## [GIVEN DATA]

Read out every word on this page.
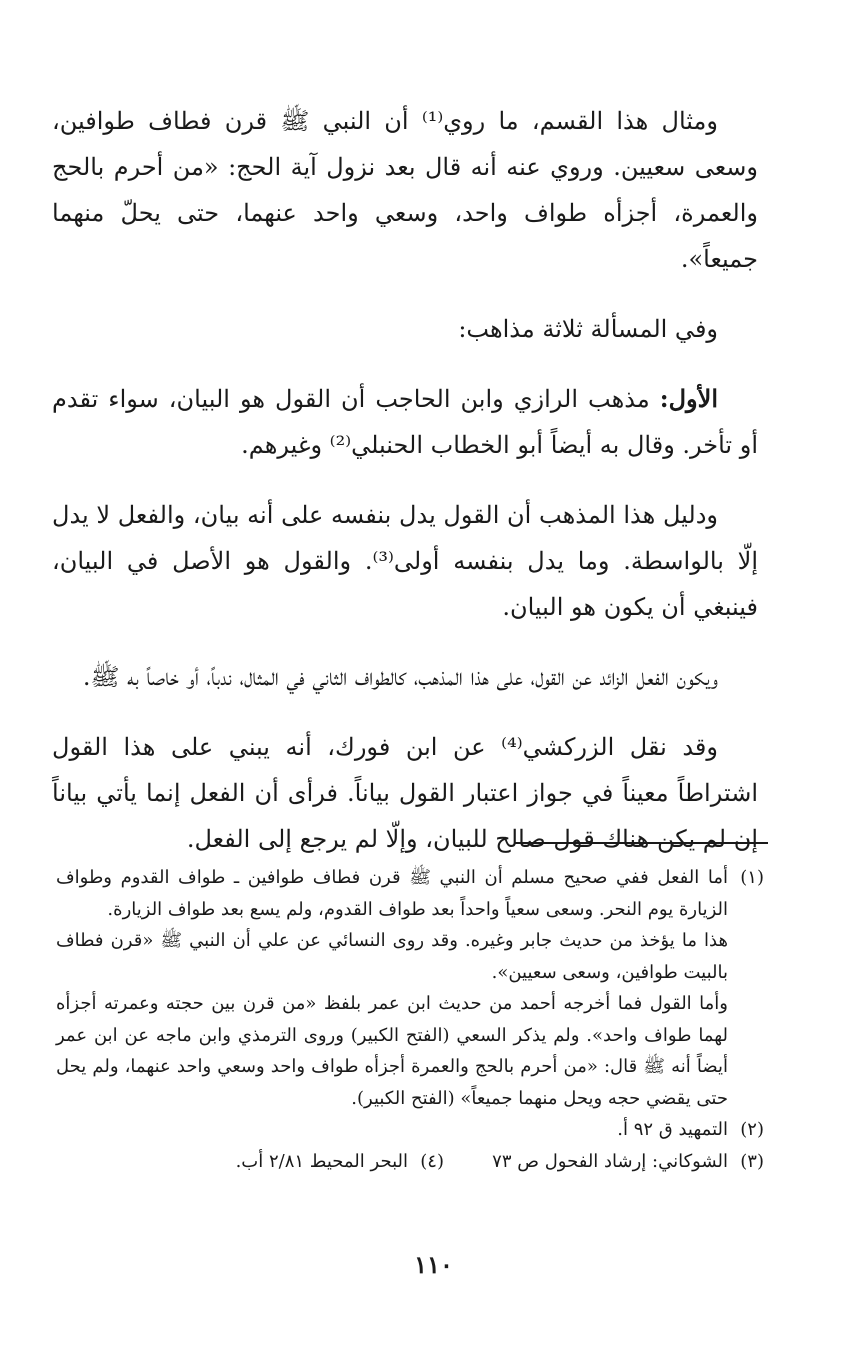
ومثال هذا القسم، ما روي⁽¹⁾ أن النبي ﷺ قرن فطاف طوافين، وسعى سعيين. وروي عنه أنه قال بعد نزول آية الحج: «من أحرم بالحج والعمرة، أجزأه طواف واحد، وسعي واحد عنهما، حتى يحلّ منهما جميعاً».

وفي المسألة ثلاثة مذاهب:

الأول: مذهب الرازي وابن الحاجب أن القول هو البيان، سواء تقدم أو تأخر. وقال به أيضاً أبو الخطاب الحنبلي⁽²⁾ وغيرهم.

ودليل هذا المذهب أن القول يدل بنفسه على أنه بيان، والفعل لا يدل إلّا بالواسطة. وما يدل بنفسه أولى⁽³⁾. والقول هو الأصل في البيان، فينبغي أن يكون هو البيان.

ويكون الفعل الزائد عن القول، على هذا المذهب، كالطواف الثاني في المثال، ندباً، أو خاصاً به ﷺ.

وقد نقل الزركشي⁽⁴⁾ عن ابن فورك، أنه يبني على هذا القول اشتراطاً معيناً في جواز اعتبار القول بياناً. فرأى أن الفعل إنما يأتي بياناً إن لم يكن هناك قول صالح للبيان، وإلّا لم يرجع إلى الفعل.

(١)
أما الفعل ففي صحيح مسلم أن النبي ﷺ قرن فطاف طوافين ـ طواف القدوم وطواف الزيارة يوم النحر. وسعى سعياً واحداً بعد طواف القدوم، ولم يسع بعد طواف الزيارة.
هذا ما يؤخذ من حديث جابر وغيره. وقد روى النسائي عن علي أن النبي ﷺ «قرن فطاف بالبيت طوافين، وسعى سعيين».
وأما القول فما أخرجه أحمد من حديث ابن عمر بلفظ «من قرن بين حجته وعمرته أجزأه لهما طواف واحد». ولم يذكر السعي (الفتح الكبير) وروى الترمذي وابن ماجه عن ابن عمر أيضاً أنه ﷺ قال: «من أحرم بالحج والعمرة أجزأه طواف واحد وسعي واحد عنهما، ولم يحل حتى يقضي حجه ويحل منهما جميعاً» (الفتح الكبير).
(٢)
التمهيد ق ٩٢ أ.
(٣)
الشوكاني: إرشاد الفحول ص ٧٣
(٤)
البحر المحيط ٢/٨١ أب.
١١٠
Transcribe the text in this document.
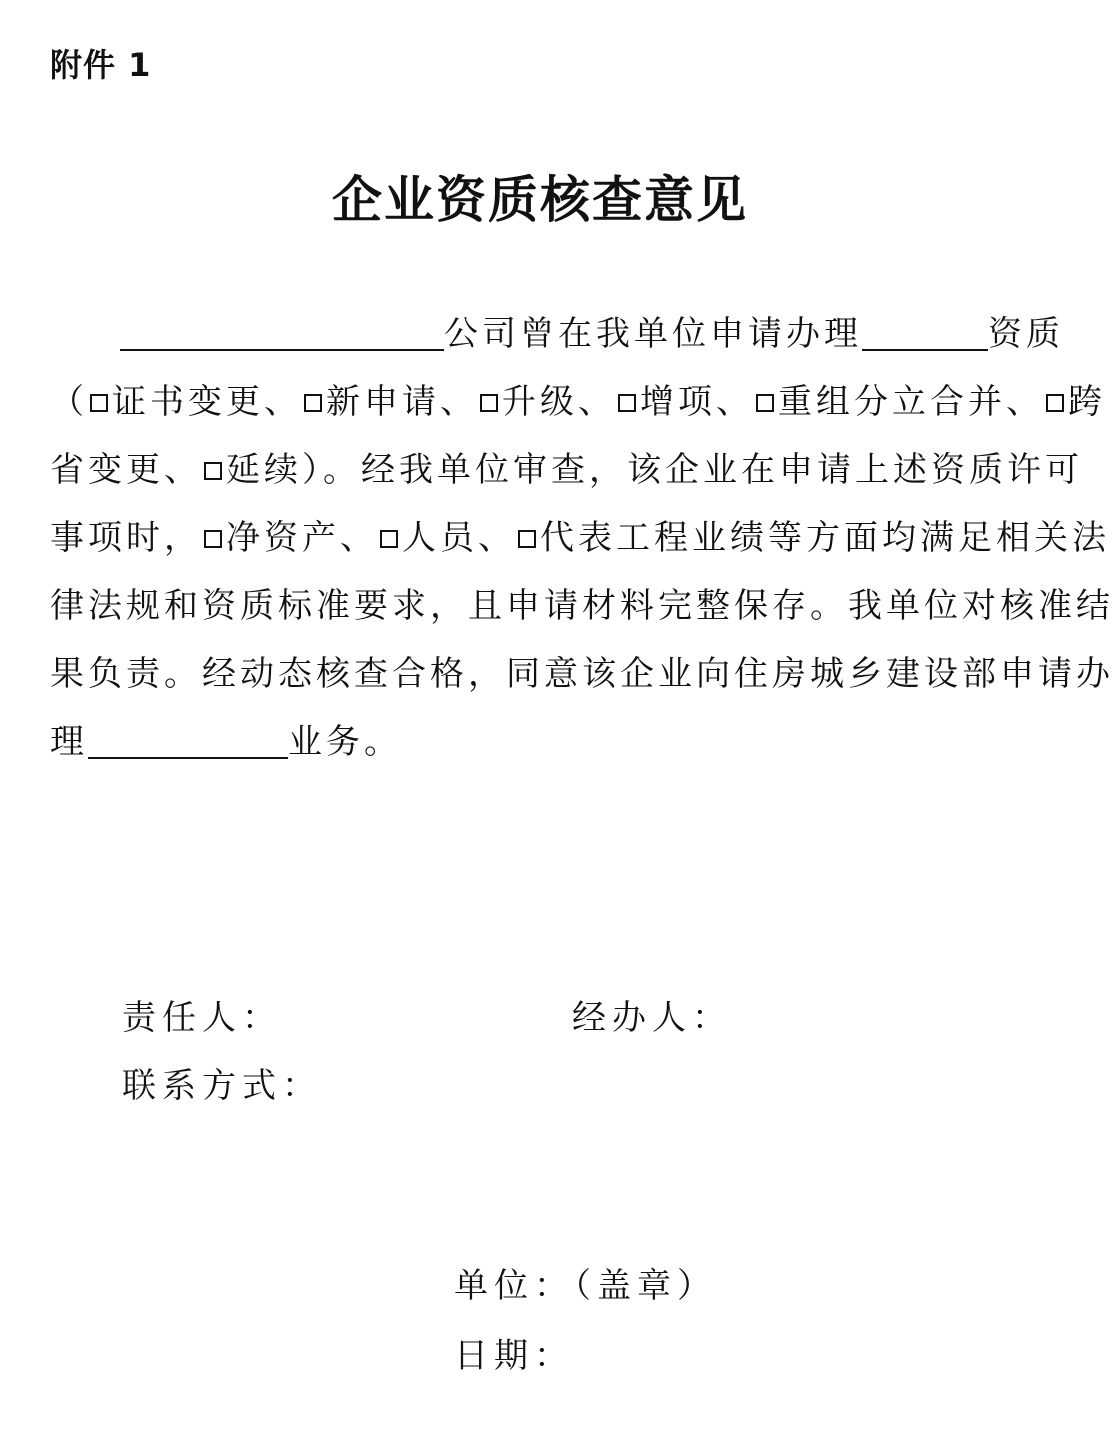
附件 1
企业资质核查意见
公司曾在我单位申请办理	资质
（ 证书变更、 新申请、 升级、 增项、 重组分立合并、 跨
省变更、 延续）。经我单位审查，该企业在申请上述资质许可
事项时， 净资产、 人员、 代表工程业绩等方面均满足相关法
律法规和资质标准要求，且申请材料完整保存。我单位对核准结
果负责。经动态核查合格，同意该企业向住房城乡建设部申请办
理	业务。
责任人：	经办人：
联系方式：
单位：（盖章）
日期：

## [EXERCISE AIM]
Work through the data and report how many of its lines hold the word "والعمرة", giving only the figure.

## [SOLUTION FOR THIS PROBLEM]
2